* THE PROBLEM: The data below should be printed in full, exactly, and without any of its images.

── RECORDS SUPPLIED

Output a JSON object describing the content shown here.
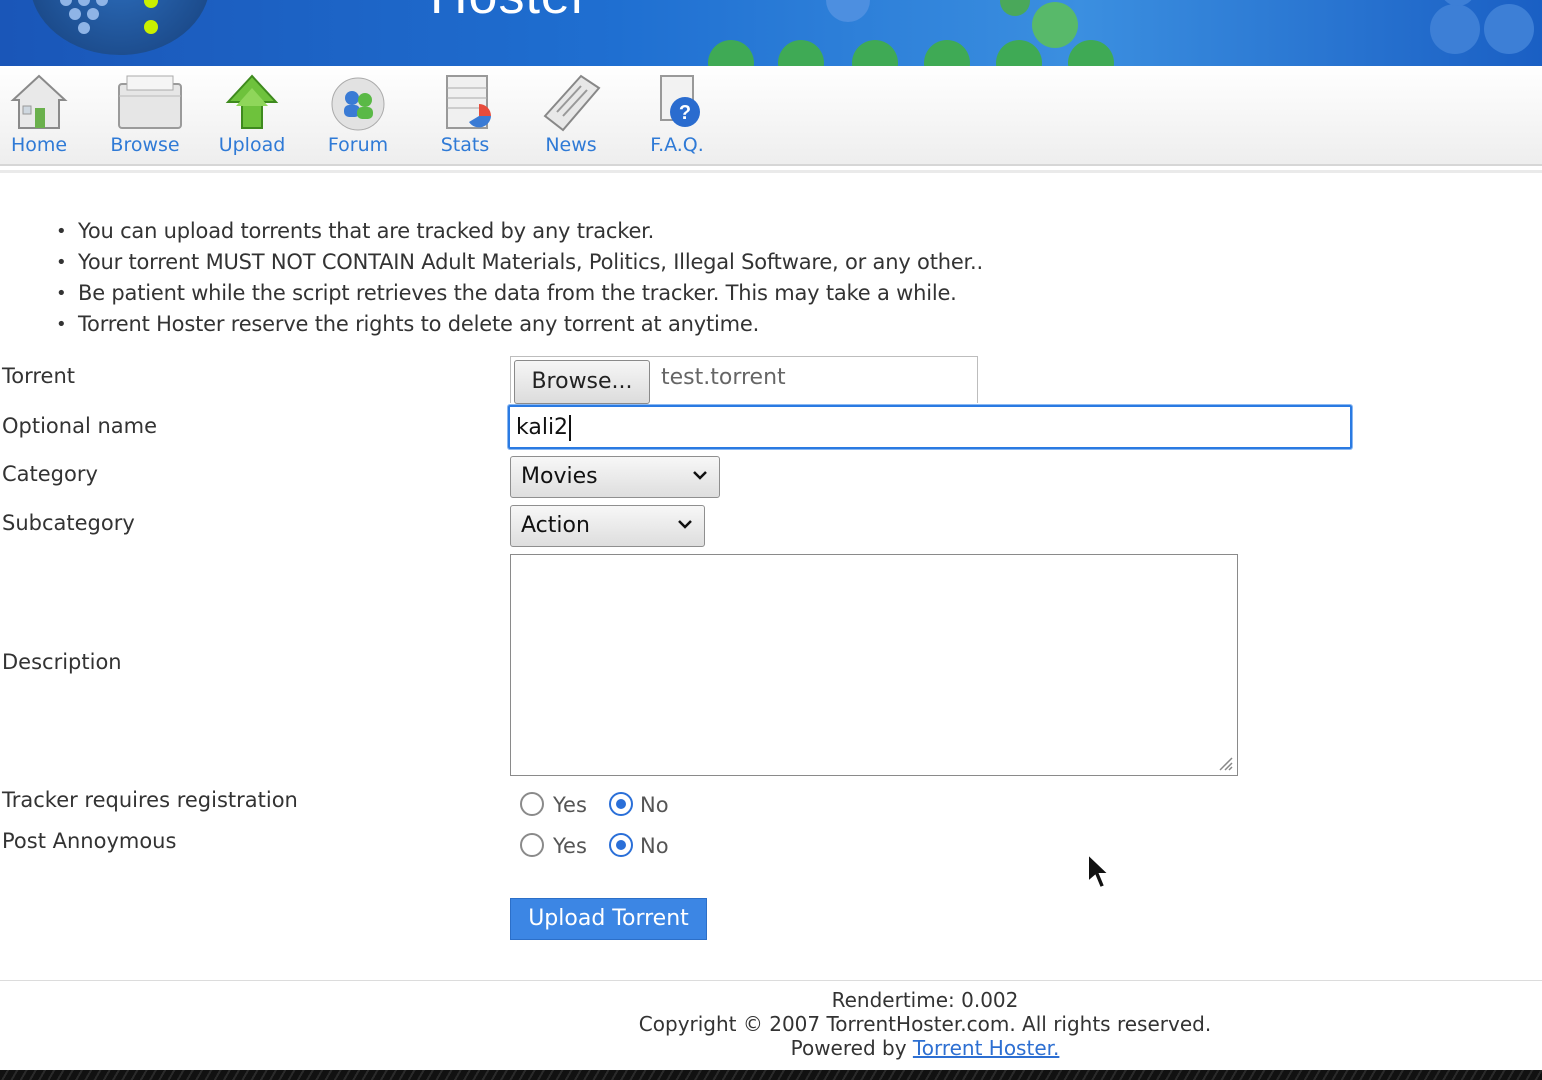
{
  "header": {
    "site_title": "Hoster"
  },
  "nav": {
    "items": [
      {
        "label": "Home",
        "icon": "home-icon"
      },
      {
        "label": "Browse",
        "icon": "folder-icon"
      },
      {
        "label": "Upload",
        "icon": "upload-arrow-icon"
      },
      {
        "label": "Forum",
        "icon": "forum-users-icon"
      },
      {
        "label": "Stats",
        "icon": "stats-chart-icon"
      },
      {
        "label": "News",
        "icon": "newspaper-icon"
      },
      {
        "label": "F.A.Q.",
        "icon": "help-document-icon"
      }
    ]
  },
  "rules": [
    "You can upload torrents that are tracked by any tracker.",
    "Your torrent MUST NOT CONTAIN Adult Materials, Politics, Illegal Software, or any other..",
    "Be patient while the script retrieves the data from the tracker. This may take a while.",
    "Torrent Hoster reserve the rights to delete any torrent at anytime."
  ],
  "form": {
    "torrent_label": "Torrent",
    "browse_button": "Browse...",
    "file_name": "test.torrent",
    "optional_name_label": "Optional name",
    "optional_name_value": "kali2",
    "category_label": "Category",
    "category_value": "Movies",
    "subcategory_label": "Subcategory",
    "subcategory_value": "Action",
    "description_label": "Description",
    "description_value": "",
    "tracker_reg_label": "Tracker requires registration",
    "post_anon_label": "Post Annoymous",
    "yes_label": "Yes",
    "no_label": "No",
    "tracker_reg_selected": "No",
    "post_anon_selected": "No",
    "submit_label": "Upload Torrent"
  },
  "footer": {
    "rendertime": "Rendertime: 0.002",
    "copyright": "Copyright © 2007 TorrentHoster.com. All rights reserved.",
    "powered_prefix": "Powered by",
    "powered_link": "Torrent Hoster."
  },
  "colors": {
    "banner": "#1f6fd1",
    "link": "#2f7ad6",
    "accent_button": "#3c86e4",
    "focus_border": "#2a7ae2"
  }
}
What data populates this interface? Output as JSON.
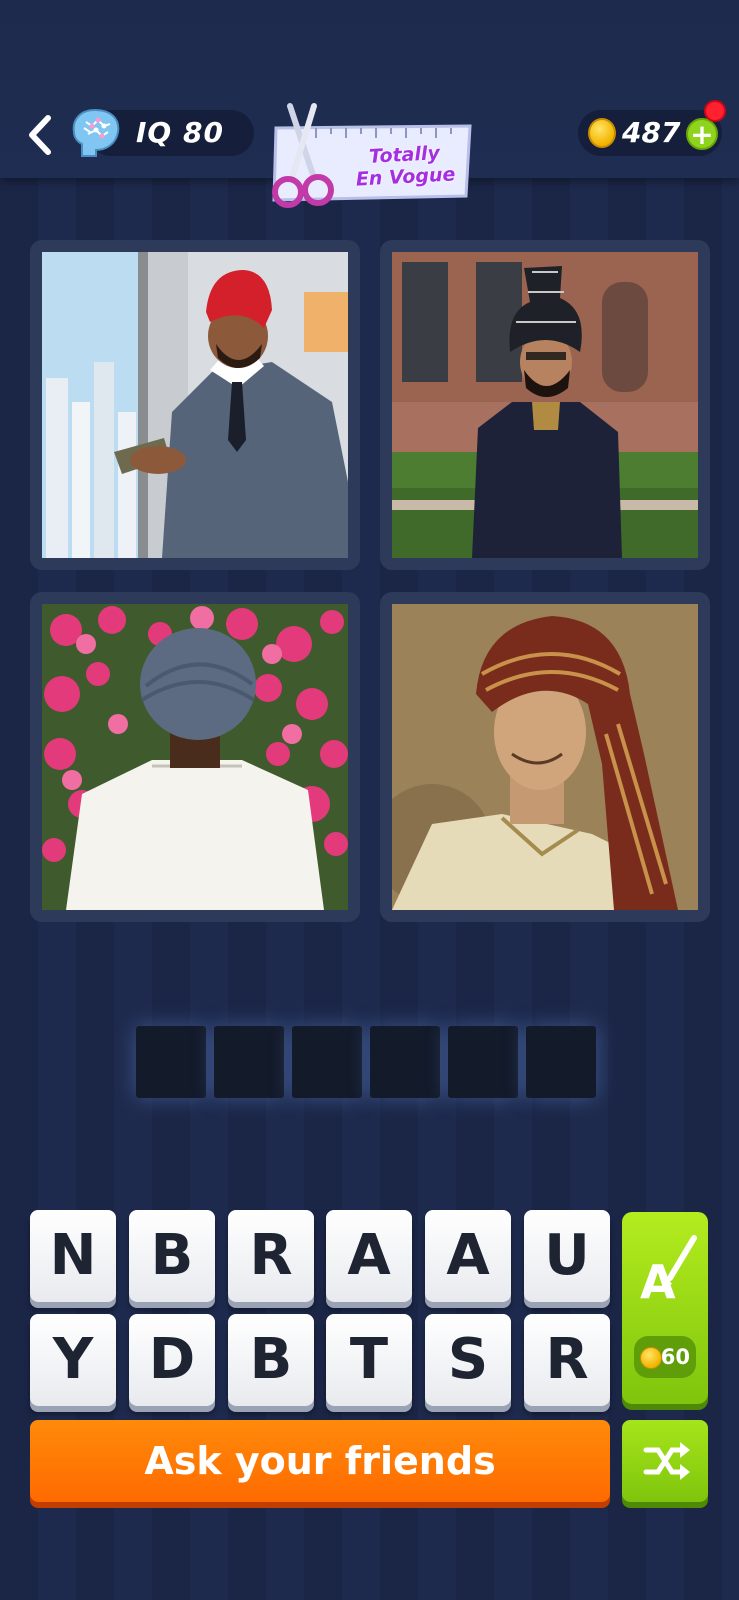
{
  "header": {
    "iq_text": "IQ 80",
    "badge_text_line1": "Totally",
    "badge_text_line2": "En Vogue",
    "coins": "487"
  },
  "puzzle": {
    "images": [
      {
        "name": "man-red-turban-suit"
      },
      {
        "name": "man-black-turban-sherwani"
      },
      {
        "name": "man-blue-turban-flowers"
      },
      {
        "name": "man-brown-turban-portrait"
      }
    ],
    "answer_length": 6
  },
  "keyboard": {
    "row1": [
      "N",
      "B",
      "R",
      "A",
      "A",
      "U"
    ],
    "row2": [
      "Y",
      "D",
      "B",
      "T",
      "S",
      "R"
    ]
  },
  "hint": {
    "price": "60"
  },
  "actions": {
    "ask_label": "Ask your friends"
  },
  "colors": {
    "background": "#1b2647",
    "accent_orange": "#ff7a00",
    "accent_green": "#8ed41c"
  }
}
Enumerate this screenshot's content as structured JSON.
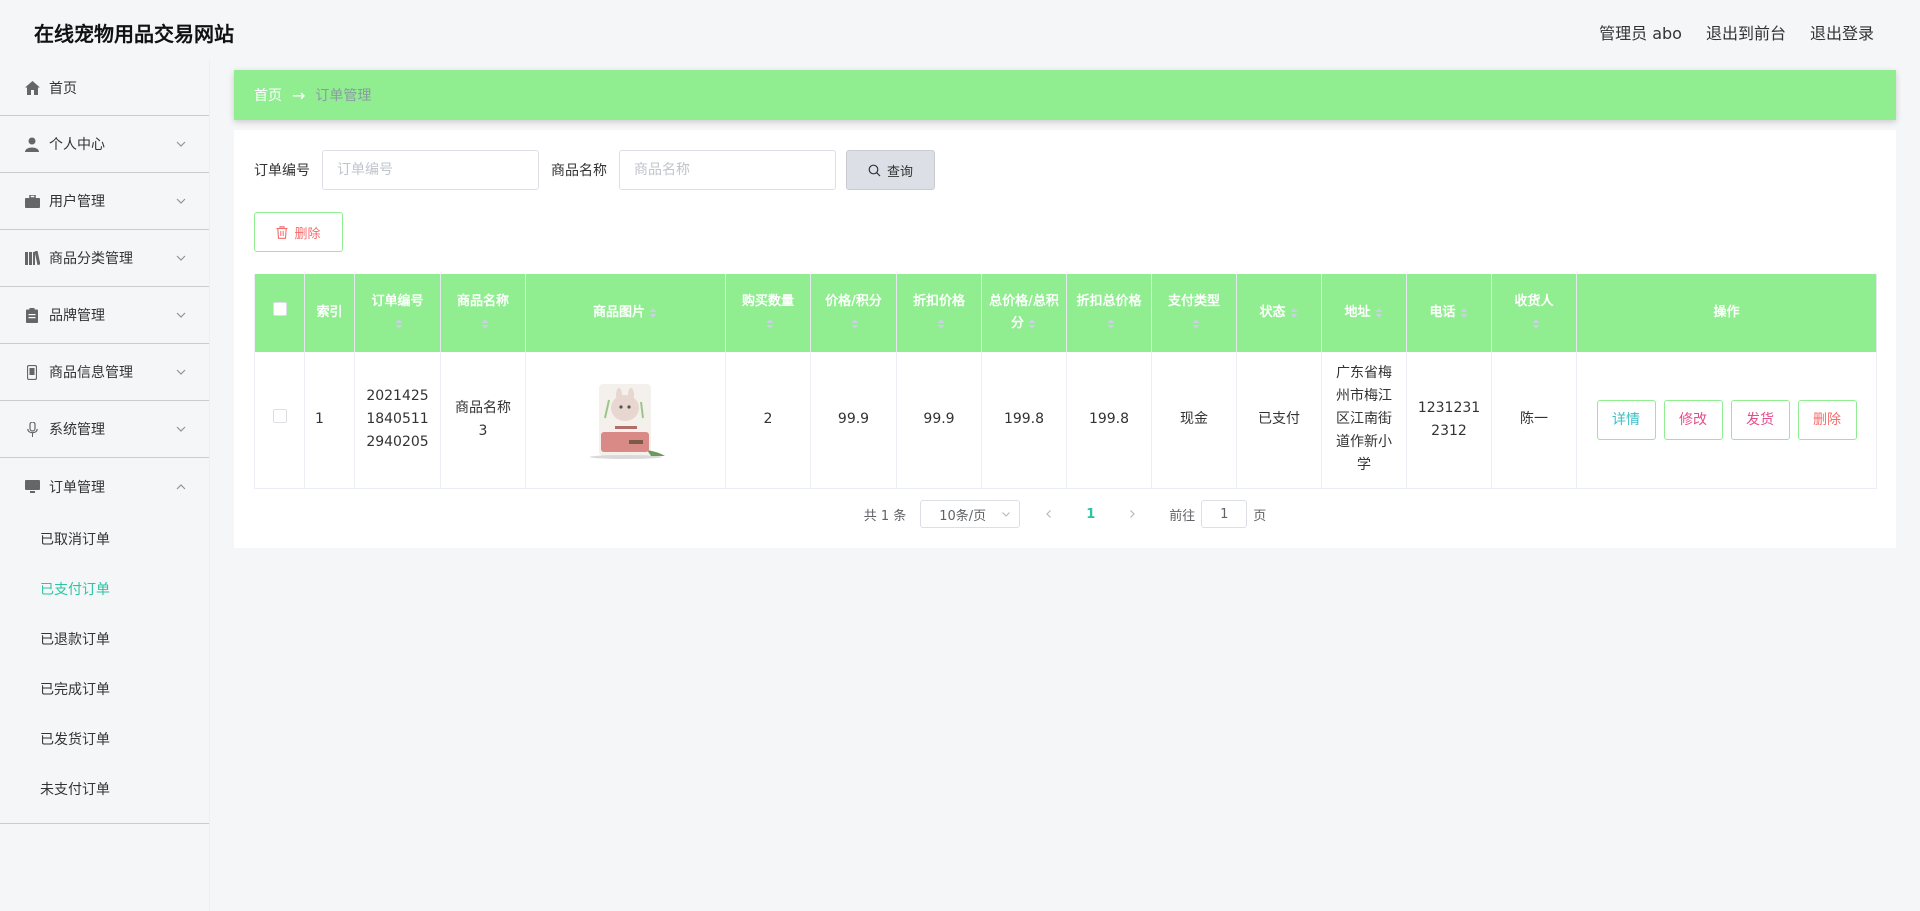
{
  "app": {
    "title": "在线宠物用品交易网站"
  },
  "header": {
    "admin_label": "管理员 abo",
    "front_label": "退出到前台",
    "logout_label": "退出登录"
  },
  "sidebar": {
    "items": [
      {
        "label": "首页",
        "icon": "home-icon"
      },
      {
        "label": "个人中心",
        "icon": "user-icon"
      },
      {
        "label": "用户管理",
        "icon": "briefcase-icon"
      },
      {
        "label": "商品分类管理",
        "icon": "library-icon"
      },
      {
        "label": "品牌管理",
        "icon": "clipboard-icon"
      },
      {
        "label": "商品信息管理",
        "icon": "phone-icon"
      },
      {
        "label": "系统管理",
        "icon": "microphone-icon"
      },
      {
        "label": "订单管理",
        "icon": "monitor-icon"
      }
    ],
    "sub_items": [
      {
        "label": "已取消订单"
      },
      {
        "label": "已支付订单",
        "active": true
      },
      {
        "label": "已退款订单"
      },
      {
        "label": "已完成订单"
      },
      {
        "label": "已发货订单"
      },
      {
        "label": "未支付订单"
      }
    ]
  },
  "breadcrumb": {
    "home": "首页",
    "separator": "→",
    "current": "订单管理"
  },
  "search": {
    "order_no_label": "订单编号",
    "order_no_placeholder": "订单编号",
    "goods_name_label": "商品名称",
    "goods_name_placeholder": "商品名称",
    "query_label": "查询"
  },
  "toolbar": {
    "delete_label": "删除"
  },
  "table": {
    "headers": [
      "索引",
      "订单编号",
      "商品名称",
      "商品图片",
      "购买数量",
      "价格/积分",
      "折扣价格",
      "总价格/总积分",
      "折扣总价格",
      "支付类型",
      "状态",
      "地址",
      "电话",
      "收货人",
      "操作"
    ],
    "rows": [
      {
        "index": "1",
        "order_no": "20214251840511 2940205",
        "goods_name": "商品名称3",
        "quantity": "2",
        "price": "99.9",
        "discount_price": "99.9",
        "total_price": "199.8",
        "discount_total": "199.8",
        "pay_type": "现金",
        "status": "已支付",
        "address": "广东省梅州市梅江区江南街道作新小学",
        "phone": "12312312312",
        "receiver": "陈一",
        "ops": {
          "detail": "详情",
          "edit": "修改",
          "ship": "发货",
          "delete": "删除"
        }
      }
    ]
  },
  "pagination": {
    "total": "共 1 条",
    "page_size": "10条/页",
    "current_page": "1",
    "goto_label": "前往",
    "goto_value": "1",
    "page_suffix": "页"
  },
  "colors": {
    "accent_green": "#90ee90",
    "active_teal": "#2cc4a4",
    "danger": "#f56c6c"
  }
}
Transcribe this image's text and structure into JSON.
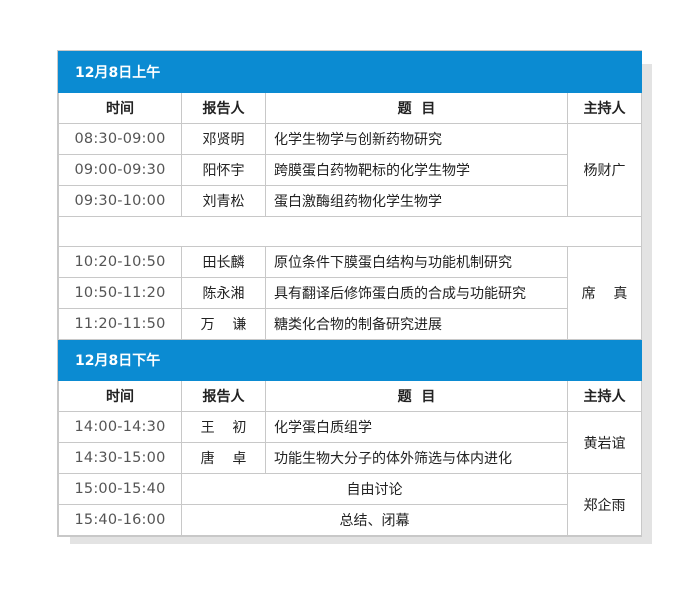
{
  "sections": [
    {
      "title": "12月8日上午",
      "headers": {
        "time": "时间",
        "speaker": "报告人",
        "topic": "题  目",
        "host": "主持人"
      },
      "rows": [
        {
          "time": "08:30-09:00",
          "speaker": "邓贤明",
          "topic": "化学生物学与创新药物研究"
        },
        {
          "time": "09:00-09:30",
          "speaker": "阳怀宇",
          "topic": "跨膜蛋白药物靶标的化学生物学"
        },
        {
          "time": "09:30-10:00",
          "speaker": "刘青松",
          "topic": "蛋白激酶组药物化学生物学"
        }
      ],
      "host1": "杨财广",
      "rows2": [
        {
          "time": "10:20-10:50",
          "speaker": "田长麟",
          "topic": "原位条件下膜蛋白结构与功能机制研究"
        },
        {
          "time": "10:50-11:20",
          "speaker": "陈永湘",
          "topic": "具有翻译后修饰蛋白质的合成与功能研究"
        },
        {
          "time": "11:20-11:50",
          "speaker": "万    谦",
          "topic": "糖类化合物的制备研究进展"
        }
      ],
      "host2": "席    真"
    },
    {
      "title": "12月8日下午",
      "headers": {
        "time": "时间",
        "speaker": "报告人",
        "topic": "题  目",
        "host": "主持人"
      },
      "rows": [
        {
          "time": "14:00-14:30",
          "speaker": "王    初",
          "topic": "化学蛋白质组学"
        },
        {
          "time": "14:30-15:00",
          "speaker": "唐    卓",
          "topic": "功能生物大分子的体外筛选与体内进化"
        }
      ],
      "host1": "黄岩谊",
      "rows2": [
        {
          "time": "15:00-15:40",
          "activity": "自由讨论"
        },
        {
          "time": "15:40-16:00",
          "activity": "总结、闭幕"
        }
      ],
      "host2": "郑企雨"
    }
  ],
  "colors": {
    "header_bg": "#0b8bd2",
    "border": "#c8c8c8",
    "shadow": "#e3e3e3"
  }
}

────

* FULL ANSWER:
Output a JSON object describing the content shown here.
{
  "header": {
    "site_title": "Hoster"
  },
  "nav": {
    "items": [
      {
        "label": "Home",
        "icon": "home-icon"
      },
      {
        "label": "Browse",
        "icon": "folder-icon"
      },
      {
        "label": "Upload",
        "icon": "upload-arrow-icon"
      },
      {
        "label": "Forum",
        "icon": "forum-users-icon"
      },
      {
        "label": "Stats",
        "icon": "stats-chart-icon"
      },
      {
        "label": "News",
        "icon": "newspaper-icon"
      },
      {
        "label": "F.A.Q.",
        "icon": "help-document-icon"
      }
    ]
  },
  "rules": [
    "You can upload torrents that are tracked by any tracker.",
    "Your torrent MUST NOT CONTAIN Adult Materials, Politics, Illegal Software, or any other..",
    "Be patient while the script retrieves the data from the tracker. This may take a while.",
    "Torrent Hoster reserve the rights to delete any torrent at anytime."
  ],
  "form": {
    "torrent_label": "Torrent",
    "browse_button": "Browse...",
    "file_name": "test.torrent",
    "optional_name_label": "Optional name",
    "optional_name_value": "kali2",
    "category_label": "Category",
    "category_value": "Movies",
    "subcategory_label": "Subcategory",
    "subcategory_value": "Action",
    "description_label": "Description",
    "description_value": "",
    "tracker_reg_label": "Tracker requires registration",
    "post_anon_label": "Post Annoymous",
    "yes_label": "Yes",
    "no_label": "No",
    "tracker_reg_selected": "No",
    "post_anon_selected": "No",
    "submit_label": "Upload Torrent"
  },
  "footer": {
    "rendertime": "Rendertime: 0.002",
    "copyright": "Copyright © 2007 TorrentHoster.com. All rights reserved.",
    "powered_prefix": "Powered by",
    "powered_link": "Torrent Hoster."
  },
  "colors": {
    "banner": "#1f6fd1",
    "link": "#2f7ad6",
    "accent_button": "#3c86e4",
    "focus_border": "#2a7ae2"
  }
}
What data populates this interface? Output as JSON.
{
  "header": {
    "iq_text": "IQ 80",
    "badge_text_line1": "Totally",
    "badge_text_line2": "En Vogue",
    "coins": "487"
  },
  "puzzle": {
    "images": [
      {
        "name": "man-red-turban-suit"
      },
      {
        "name": "man-black-turban-sherwani"
      },
      {
        "name": "man-blue-turban-flowers"
      },
      {
        "name": "man-brown-turban-portrait"
      }
    ],
    "answer_length": 6
  },
  "keyboard": {
    "row1": [
      "N",
      "B",
      "R",
      "A",
      "A",
      "U"
    ],
    "row2": [
      "Y",
      "D",
      "B",
      "T",
      "S",
      "R"
    ]
  },
  "hint": {
    "price": "60"
  },
  "actions": {
    "ask_label": "Ask your friends"
  },
  "colors": {
    "background": "#1b2647",
    "accent_orange": "#ff7a00",
    "accent_green": "#8ed41c"
  }
}
Enumerate this screenshot's content as structured JSON.
{
  "app": {
    "title": "在线宠物用品交易网站"
  },
  "header": {
    "admin_label": "管理员 abo",
    "front_label": "退出到前台",
    "logout_label": "退出登录"
  },
  "sidebar": {
    "items": [
      {
        "label": "首页",
        "icon": "home-icon"
      },
      {
        "label": "个人中心",
        "icon": "user-icon"
      },
      {
        "label": "用户管理",
        "icon": "briefcase-icon"
      },
      {
        "label": "商品分类管理",
        "icon": "library-icon"
      },
      {
        "label": "品牌管理",
        "icon": "clipboard-icon"
      },
      {
        "label": "商品信息管理",
        "icon": "phone-icon"
      },
      {
        "label": "系统管理",
        "icon": "microphone-icon"
      },
      {
        "label": "订单管理",
        "icon": "monitor-icon"
      }
    ],
    "sub_items": [
      {
        "label": "已取消订单"
      },
      {
        "label": "已支付订单",
        "active": true
      },
      {
        "label": "已退款订单"
      },
      {
        "label": "已完成订单"
      },
      {
        "label": "已发货订单"
      },
      {
        "label": "未支付订单"
      }
    ]
  },
  "breadcrumb": {
    "home": "首页",
    "separator": "→",
    "current": "订单管理"
  },
  "search": {
    "order_no_label": "订单编号",
    "order_no_placeholder": "订单编号",
    "goods_name_label": "商品名称",
    "goods_name_placeholder": "商品名称",
    "query_label": "查询"
  },
  "toolbar": {
    "delete_label": "删除"
  },
  "table": {
    "headers": [
      "索引",
      "订单编号",
      "商品名称",
      "商品图片",
      "购买数量",
      "价格/积分",
      "折扣价格",
      "总价格/总积分",
      "折扣总价格",
      "支付类型",
      "状态",
      "地址",
      "电话",
      "收货人",
      "操作"
    ],
    "rows": [
      {
        "index": "1",
        "order_no": "20214251840511 2940205",
        "goods_name": "商品名称3",
        "quantity": "2",
        "price": "99.9",
        "discount_price": "99.9",
        "total_price": "199.8",
        "discount_total": "199.8",
        "pay_type": "现金",
        "status": "已支付",
        "address": "广东省梅州市梅江区江南街道作新小学",
        "phone": "12312312312",
        "receiver": "陈一",
        "ops": {
          "detail": "详情",
          "edit": "修改",
          "ship": "发货",
          "delete": "删除"
        }
      }
    ]
  },
  "pagination": {
    "total": "共 1 条",
    "page_size": "10条/页",
    "current_page": "1",
    "goto_label": "前往",
    "goto_value": "1",
    "page_suffix": "页"
  },
  "colors": {
    "accent_green": "#90ee90",
    "active_teal": "#2cc4a4",
    "danger": "#f56c6c"
  }
}
Transcribe this image's text and structure into JSON.
{
  "sections": [
    {
      "title": "12月8日上午",
      "headers": {
        "time": "时间",
        "speaker": "报告人",
        "topic": "题  目",
        "host": "主持人"
      },
      "rows": [
        {
          "time": "08:30-09:00",
          "speaker": "邓贤明",
          "topic": "化学生物学与创新药物研究"
        },
        {
          "time": "09:00-09:30",
          "speaker": "阳怀宇",
          "topic": "跨膜蛋白药物靶标的化学生物学"
        },
        {
          "time": "09:30-10:00",
          "speaker": "刘青松",
          "topic": "蛋白激酶组药物化学生物学"
        }
      ],
      "host1": "杨财广",
      "rows2": [
        {
          "time": "10:20-10:50",
          "speaker": "田长麟",
          "topic": "原位条件下膜蛋白结构与功能机制研究"
        },
        {
          "time": "10:50-11:20",
          "speaker": "陈永湘",
          "topic": "具有翻译后修饰蛋白质的合成与功能研究"
        },
        {
          "time": "11:20-11:50",
          "speaker": "万    谦",
          "topic": "糖类化合物的制备研究进展"
        }
      ],
      "host2": "席    真"
    },
    {
      "title": "12月8日下午",
      "headers": {
        "time": "时间",
        "speaker": "报告人",
        "topic": "题  目",
        "host": "主持人"
      },
      "rows": [
        {
          "time": "14:00-14:30",
          "speaker": "王    初",
          "topic": "化学蛋白质组学"
        },
        {
          "time": "14:30-15:00",
          "speaker": "唐    卓",
          "topic": "功能生物大分子的体外筛选与体内进化"
        }
      ],
      "host1": "黄岩谊",
      "rows2": [
        {
          "time": "15:00-15:40",
          "activity": "自由讨论"
        },
        {
          "time": "15:40-16:00",
          "activity": "总结、闭幕"
        }
      ],
      "host2": "郑企雨"
    }
  ],
  "colors": {
    "header_bg": "#0b8bd2",
    "border": "#c8c8c8",
    "shadow": "#e3e3e3"
  }
}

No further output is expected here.